DATA IN THIS EXERCISE
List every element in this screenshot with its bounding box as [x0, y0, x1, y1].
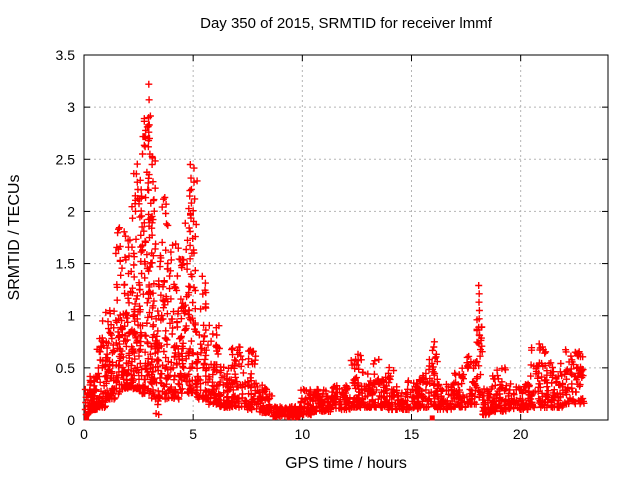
x-tick-labels: 0 5 10 15 20: [80, 426, 529, 442]
y-axis-label: SRMTID / TECUs: [6, 175, 23, 301]
zero-point-markers: [84, 415, 435, 421]
chart-title: Day 350 of 2015, SRMTID for receiver lmm…: [200, 15, 493, 32]
plot-border: [83, 54, 609, 421]
svg-text:0: 0: [67, 412, 75, 428]
x-axis-label: GPS time / hours: [285, 455, 407, 472]
svg-text:1: 1: [67, 308, 75, 324]
grid-lines: [84, 55, 608, 420]
svg-text:15: 15: [404, 426, 420, 442]
svg-text:0.5: 0.5: [56, 360, 76, 376]
svg-text:10: 10: [295, 426, 311, 442]
svg-text:3: 3: [67, 99, 75, 115]
svg-text:20: 20: [513, 426, 529, 442]
svg-text:1.5: 1.5: [56, 256, 76, 272]
svg-text:0: 0: [80, 426, 88, 442]
svg-text:2: 2: [67, 203, 75, 219]
y-tick-labels: 0 0.5 1 1.5 2 2.5 3 3.5: [56, 47, 76, 428]
svg-text:2.5: 2.5: [56, 151, 76, 167]
svg-text:3.5: 3.5: [56, 47, 76, 63]
svg-text:5: 5: [189, 426, 197, 442]
scatter-points: [81, 80, 588, 421]
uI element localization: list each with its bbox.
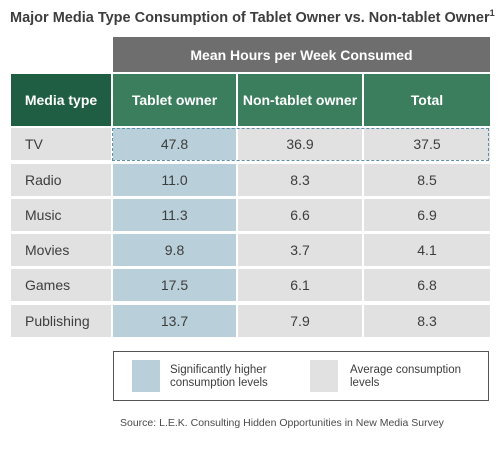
legend-swatch-average: [310, 360, 338, 392]
row-label: TV: [11, 128, 111, 160]
cell-tablet: 9.8: [113, 234, 236, 266]
super-header: Mean Hours per Week Consumed: [113, 37, 490, 72]
cell-non-tablet: 6.1: [238, 269, 362, 301]
cell-total: 6.9: [364, 199, 490, 231]
row-label: Games: [11, 269, 111, 301]
header-non-tablet-owner: Non-tablet owner: [238, 74, 362, 126]
title-footnote-marker: 1: [489, 8, 495, 18]
cell-tablet: 11.0: [113, 164, 236, 196]
cell-tablet: 17.5: [113, 269, 236, 301]
cell-non-tablet: 6.6: [238, 199, 362, 231]
header-tablet-owner: Tablet owner: [113, 74, 236, 126]
cell-total: 8.3: [364, 305, 490, 337]
cell-total: 37.5: [364, 128, 490, 160]
cell-non-tablet: 36.9: [238, 128, 362, 160]
cell-non-tablet: 7.9: [238, 305, 362, 337]
header-total: Total: [364, 74, 490, 126]
cell-tablet: 11.3: [113, 199, 236, 231]
cell-non-tablet: 3.7: [238, 234, 362, 266]
source-note: Source: L.E.K. Consulting Hidden Opportu…: [120, 417, 444, 429]
legend: Significantly higher consumption levels …: [113, 351, 489, 401]
row-label: Radio: [11, 164, 111, 196]
table-title: Major Media Type Consumption of Tablet O…: [10, 8, 495, 26]
legend-swatch-higher: [132, 360, 160, 392]
header-media-type: Media type: [11, 74, 111, 126]
cell-tablet: 13.7: [113, 305, 236, 337]
cell-total: 8.5: [364, 164, 490, 196]
legend-label-higher: Significantly higher consumption levels: [170, 364, 268, 389]
cell-tablet: 47.8: [113, 128, 236, 160]
legend-label-average: Average consumption levels: [350, 364, 462, 389]
cell-total: 6.8: [364, 269, 490, 301]
cell-non-tablet: 8.3: [238, 164, 362, 196]
row-label: Publishing: [11, 305, 111, 337]
row-label: Movies: [11, 234, 111, 266]
row-label: Music: [11, 199, 111, 231]
cell-total: 4.1: [364, 234, 490, 266]
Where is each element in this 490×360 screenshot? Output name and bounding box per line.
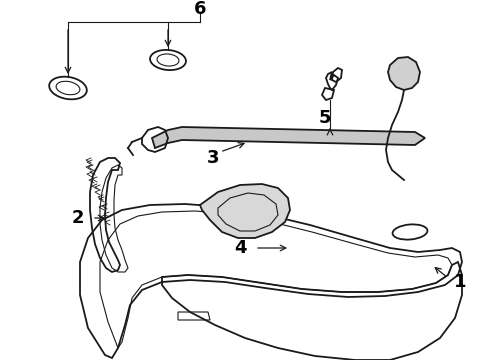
- Text: 4: 4: [234, 239, 246, 257]
- Text: 3: 3: [207, 149, 219, 167]
- Text: 1: 1: [454, 273, 466, 291]
- Polygon shape: [200, 184, 290, 238]
- Text: 5: 5: [319, 109, 331, 127]
- Text: 6: 6: [194, 0, 206, 18]
- Text: 2: 2: [72, 209, 84, 227]
- Polygon shape: [388, 57, 420, 90]
- Polygon shape: [152, 127, 425, 148]
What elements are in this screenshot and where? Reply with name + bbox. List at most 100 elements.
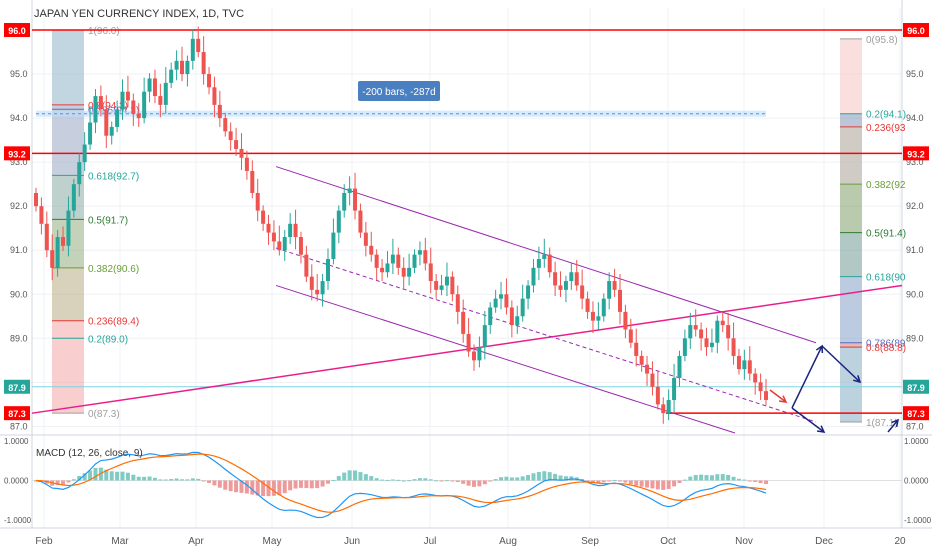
macd-histogram-bar <box>407 480 412 482</box>
macd-histogram-bar <box>623 480 628 483</box>
macd-histogram-bar <box>255 480 260 496</box>
candle-body <box>207 74 212 88</box>
candle-body <box>201 52 206 75</box>
candle-body <box>163 82 168 105</box>
price-marker-right <box>903 146 929 161</box>
macd-histogram-bar <box>499 477 504 481</box>
candle-body <box>125 91 130 101</box>
candle-body <box>77 162 82 185</box>
macd-histogram-bar <box>174 478 179 481</box>
macd-histogram-bar <box>282 480 287 494</box>
macd-histogram-bar <box>434 480 439 482</box>
candle-body <box>304 254 309 277</box>
macd-histogram-bar <box>320 480 325 487</box>
fib-zone <box>840 184 862 233</box>
macd-histogram-bar <box>682 479 687 481</box>
candle-body <box>44 223 49 251</box>
price-marker-label: 87.3 <box>8 409 26 419</box>
candle-body <box>109 126 114 136</box>
price-marker-label: 87.3 <box>907 409 925 419</box>
candle-body <box>282 237 287 251</box>
macd-histogram-bar <box>726 474 731 481</box>
candle-body <box>255 192 260 211</box>
candle-body <box>428 263 433 282</box>
candle-body <box>720 320 725 326</box>
price-marker-left <box>4 379 30 394</box>
macd-histogram-bar <box>163 479 168 481</box>
candle-body <box>71 184 76 211</box>
price-marker-label: 93.2 <box>907 149 925 159</box>
candle-body <box>55 237 60 268</box>
fib-level-label: 0(95.8) <box>866 35 898 46</box>
candle-body <box>542 254 547 260</box>
macd-histogram-bar <box>196 478 201 481</box>
macd-histogram-bar <box>542 471 547 481</box>
macd-histogram-bar <box>482 480 487 485</box>
macd-histogram-bar <box>315 480 320 489</box>
price-tick-right: 93.0 <box>906 157 924 167</box>
candle-body <box>677 355 682 378</box>
macd-histogram-bar <box>125 472 130 481</box>
fib-level-label: 0.618(90 <box>866 273 906 284</box>
candle-body <box>385 263 390 273</box>
projection-arrow-head <box>891 418 900 428</box>
candle-body <box>390 254 395 264</box>
macd-histogram-bar <box>520 476 525 481</box>
macd-histogram-bar <box>650 480 655 489</box>
price-tick-right: 95.0 <box>906 69 924 79</box>
price-marker-label: 96.0 <box>907 26 925 36</box>
macd-histogram-bar <box>666 480 671 489</box>
macd-histogram-bar <box>547 472 552 481</box>
time-label: Nov <box>735 536 753 547</box>
time-label: Feb <box>35 536 53 547</box>
macd-histogram-bar <box>71 479 76 481</box>
candle-body <box>666 399 671 414</box>
time-label: Mar <box>111 536 129 547</box>
candle-body <box>401 267 406 277</box>
fib-level-label: 0.2(94.1) <box>866 110 906 121</box>
candle-body <box>417 250 422 255</box>
candle-body <box>493 298 498 308</box>
fib-level-label: 0.5(91.4) <box>866 229 906 240</box>
macd-pane: MACD (12, 26, close, 9) <box>32 448 902 519</box>
time-label: Oct <box>660 536 676 547</box>
candle-body <box>482 325 487 348</box>
price-tick-right: 91.0 <box>906 245 924 255</box>
fib-level-label: 0.382(92 <box>866 180 906 191</box>
macd-title: MACD (12, 26, close, 9) <box>36 448 143 459</box>
macd-histogram-bar <box>131 474 136 481</box>
price-marker-left <box>4 23 30 38</box>
fib-zone <box>840 38 862 114</box>
macd-histogram-bar <box>461 480 466 484</box>
fib-zone <box>52 320 84 414</box>
price-tick-left: 93.0 <box>10 157 28 167</box>
candle-body <box>526 285 531 299</box>
macd-histogram-bar <box>309 480 314 489</box>
candle-body <box>736 355 741 370</box>
fib-level-label: 0.8(88.8) <box>866 343 906 354</box>
macd-histogram-bar <box>444 480 449 482</box>
macd-histogram-bar <box>185 479 190 481</box>
fib-zone <box>52 267 84 321</box>
candle-body <box>558 285 563 290</box>
candle-body <box>439 285 444 290</box>
macd-histogram-bar <box>477 480 482 487</box>
macd-histogram-bar <box>526 474 531 481</box>
macd-histogram-bar <box>261 480 266 497</box>
candle-body <box>158 96 163 105</box>
price-marker-left <box>4 406 30 421</box>
time-label: 20 <box>894 536 906 547</box>
macd-histogram-bar <box>207 480 212 483</box>
macd-histogram-bar <box>563 476 568 481</box>
candle-body <box>472 351 476 361</box>
macd-histogram-bar <box>428 479 433 481</box>
macd-histogram-bar <box>628 480 633 485</box>
candle-body <box>39 206 44 224</box>
candle-body <box>590 311 595 321</box>
macd-histogram-bar <box>147 476 152 481</box>
macd-histogram-bar <box>385 479 390 481</box>
price-tick-left: 95.0 <box>10 69 28 79</box>
macd-histogram-bar <box>639 480 644 487</box>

SET EXERCISE
Copy out the lines above, verbatim, between the line holding "- Text: 4: 4: [234, 239, 246, 257]" and the line holding "What elements are", inclusive.

COMPLETE OUTPUT
- Text: 4: 4: [234, 239, 246, 257]
- Text: 3: 3: [207, 149, 219, 167]
- Text: 1: 1: [454, 273, 466, 291]
- Polygon shape: [200, 184, 290, 238]
- Text: 5: 5: [319, 109, 331, 127]
- Text: 6: 6: [194, 0, 206, 18]
- Text: 2: 2: [72, 209, 84, 227]
- Polygon shape: [388, 57, 420, 90]
- Polygon shape: [152, 127, 425, 148]
What elements are in this screenshot and where? Reply with name + bbox. List at most 100 elements.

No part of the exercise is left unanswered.